* start INFORMATION SUPPLIED *

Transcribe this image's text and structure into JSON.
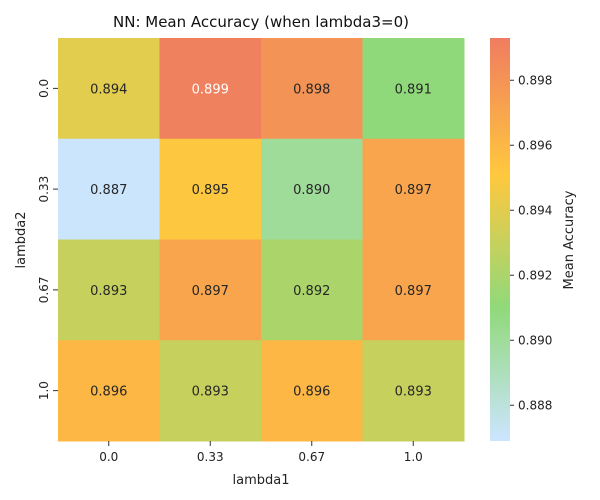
{
  "chart_data": {
    "type": "heatmap",
    "title": "NN: Mean Accuracy (when lambda3=0)",
    "xlabel": "lambda1",
    "ylabel": "lambda2",
    "x_categories": [
      "0.0",
      "0.33",
      "0.67",
      "1.0"
    ],
    "y_categories": [
      "0.0",
      "0.33",
      "0.67",
      "1.0"
    ],
    "values": [
      [
        0.894,
        0.899,
        0.898,
        0.891
      ],
      [
        0.887,
        0.895,
        0.89,
        0.897
      ],
      [
        0.893,
        0.897,
        0.892,
        0.897
      ],
      [
        0.896,
        0.893,
        0.896,
        0.893
      ]
    ],
    "colorbar": {
      "label": "Mean Accuracy",
      "range": [
        0.8869,
        0.8993
      ],
      "ticks": [
        "0.888",
        "0.890",
        "0.892",
        "0.894",
        "0.896",
        "0.898"
      ],
      "colormap": [
        "#cce5ff",
        "#90d97a",
        "#ffc83e",
        "#ef7c60"
      ]
    }
  }
}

* end INFORMATION SUPPLIED *

**WORK REQUIRED:**
Identify each line of the material where the word "Mean" shows up, and copy it.

**REPLY TO THE TASK:**
    "title": "NN: Mean Accuracy (when lambda3=0)",
      "label": "Mean Accuracy",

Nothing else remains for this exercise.